Short task A: In the text on women in Special Operations, name each thing that the 2016 Defense Department directive says integrating women must not compromise.
Short task B: Write the next part of the text on women in Special Operations, picking up after its last sentence.

Document text:
--------------------------------------------------

Special Operations forces are known for overcoming dangerous obstacles to complete their missions. But the Pentagon still hasn’t overcome barriers that hinder women in the elite units, years after ordering complete gender integration.

Despite a Defense Department directive that took effect in 2016 to “fully integrate women without compromising our readiness, morale or war-fighting capacity,” less than one-tenth of the 78,000 U.S. Special Operations Command (SOCOM) members are women, compared with about 19 percent military-wide, according to a watchdog report.

Numerical parity between men and women in special ops is not necessarily the goal, even among those who advocate for women in the military. But the women who have taken those jobs face widespread discrimination, harassment and sexual assault, issues also confronting women in the military generally.

Particularly appalling is the high percentage of Special Operations women who told the Government Accountability Office (GAO) they were sexually assaulted while on active duty.

Defense “has yet to complete a comprehensive evaluation of barriers to women or developed a plan of action for addressing identified barriers” in Special Ops, the GAO reported in a December audit.

--------------------------------------------------

Supplied material:
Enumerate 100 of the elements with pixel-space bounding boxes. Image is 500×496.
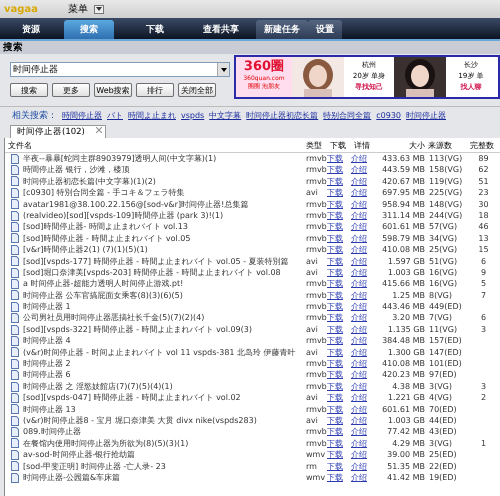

--------------------------------------------------

Written answer A: readiness, morale, war-fighting capacity

Written answer B:
Beyond the barriers, “it’s a very specialized career field,” said Lorry Fenner, director of government relations for the Service Women’s Action Network and a retired Air Force colonel. “So, I do not think it is realistic” to expect parity.

But there is much room for improvement in the military as a whole, including making Special Operations forces more attractive to women.

Despite “incremental progress,” the GAO said military leaders recognize that “forms of bias continue to exist within SOCOM, which create barriers to accessing a broad range of talent, skills, and perspectives.”

Fenner praised Defense Secretary Lloyd Austin’s efforts to eradicate a “command climate” of bias against military women. A September Pentagon fact sheet says “sexual assault and sexual harassment remain persistent and corrosive problems.”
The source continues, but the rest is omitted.